**Aim of the task**
Reproduce the part of the breakup account that begins at the words "I couldn't care" and stops after the words "in the wrong.".

I dumped my ex early last year because I found out that he had lied to me about so many things (he didn't cheat on me or anything like that). I just couldn't deal with it anymore since it was causing arguments and hurting me all the time in our LDR. I also gave him many chances to "redeem" himself (for lack of a better word) but he didn't really take them. I finally gave up and ended it.

 

Fast forward to early this year. I decided to contact him on msn to see what he was up to since we hadn't contacted each other since we broke up. It was just like old times with all the arguments. He asked me if I slept with anyone since we broke up, and I said no, but I told him I did something sexual with one guy (completely true). (I did this pretty much a year after we broke up.) He said he hadn't done anything and was probably still in love with me. He also said that it felt like we never broke up. Anyway, he was really angry about it and told me that he didn't want to talk to me ever again. He didn't give me a chance to explain anything and just left. I sent him an email pretty much right afterwards and told him that if I had known that he still loved me, then I wouldn't even have done anything with that guy. He hasn't replied and I feel like an idiot for sending that.

 

I couldn't care less that we're not together anymore. In fact, I don't even want to be in a relationship with him. We're not compatible (on many levels). The part that's bothering me is that I think he perceives me as a total bi.tch who cheated on him. To me, I didn't do anything wrong at all. I never heard from him after we broke up so I thought he didn't want to get back together, plus I hooked up with that guy almost a year after we broke up! He told the story to his friend (from his point of view, of course), so his friend also thinks I'm a bi.tch who cheated on him. To add to things, I'm angry at myself for sending that sappy email to him because again, it makes me look like I'm in the wrong.

 

Rationally, I know that he is just an immature, insecure, selfish little boy... but it still bothers me that he doesn't want to talk to me anymore or be friends with me. Oh yeah, I also found out that the hypocrite got a girlfriend a month after we spoke on msn (but that doesn't bother me).

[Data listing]

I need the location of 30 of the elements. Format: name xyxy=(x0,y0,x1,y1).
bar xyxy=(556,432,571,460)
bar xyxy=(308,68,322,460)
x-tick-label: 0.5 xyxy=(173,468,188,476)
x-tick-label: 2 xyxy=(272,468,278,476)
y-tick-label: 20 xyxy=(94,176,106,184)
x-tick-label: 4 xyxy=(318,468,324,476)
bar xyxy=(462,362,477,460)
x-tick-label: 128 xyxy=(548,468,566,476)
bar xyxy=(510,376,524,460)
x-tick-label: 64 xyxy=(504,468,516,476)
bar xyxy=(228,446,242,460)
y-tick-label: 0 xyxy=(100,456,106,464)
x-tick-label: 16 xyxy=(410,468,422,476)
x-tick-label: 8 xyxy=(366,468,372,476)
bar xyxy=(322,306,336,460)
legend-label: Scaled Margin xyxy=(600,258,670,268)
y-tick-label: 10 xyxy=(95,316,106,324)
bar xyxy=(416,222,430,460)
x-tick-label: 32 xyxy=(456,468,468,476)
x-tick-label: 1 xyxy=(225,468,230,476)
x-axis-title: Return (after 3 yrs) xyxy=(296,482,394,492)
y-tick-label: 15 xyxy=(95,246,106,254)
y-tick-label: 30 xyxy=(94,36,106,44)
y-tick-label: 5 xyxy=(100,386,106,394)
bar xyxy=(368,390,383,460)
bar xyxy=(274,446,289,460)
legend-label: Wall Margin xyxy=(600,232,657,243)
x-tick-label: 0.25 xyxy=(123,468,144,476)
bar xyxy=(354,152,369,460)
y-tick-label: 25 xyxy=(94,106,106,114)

**Right answer**
I couldn't care less that we're not together anymore. In fact, I don't even want to be in a relationship with him. We're not compatible (on many levels). The part that's bothering me is that I think he perceives me as a total bi.tch who cheated on him. To me, I didn't do anything wrong at all. I never heard from him after we broke up so I thought he didn't want to get back together, plus I hooked up with that guy almost a year after we broke up! He told the story to his friend (from his point of view, of course), so his friend also thinks I'm a bi.tch who cheated on him. To add to things, I'm angry at myself for sending that sappy email to him because again, it makes me look like I'm in the wrong.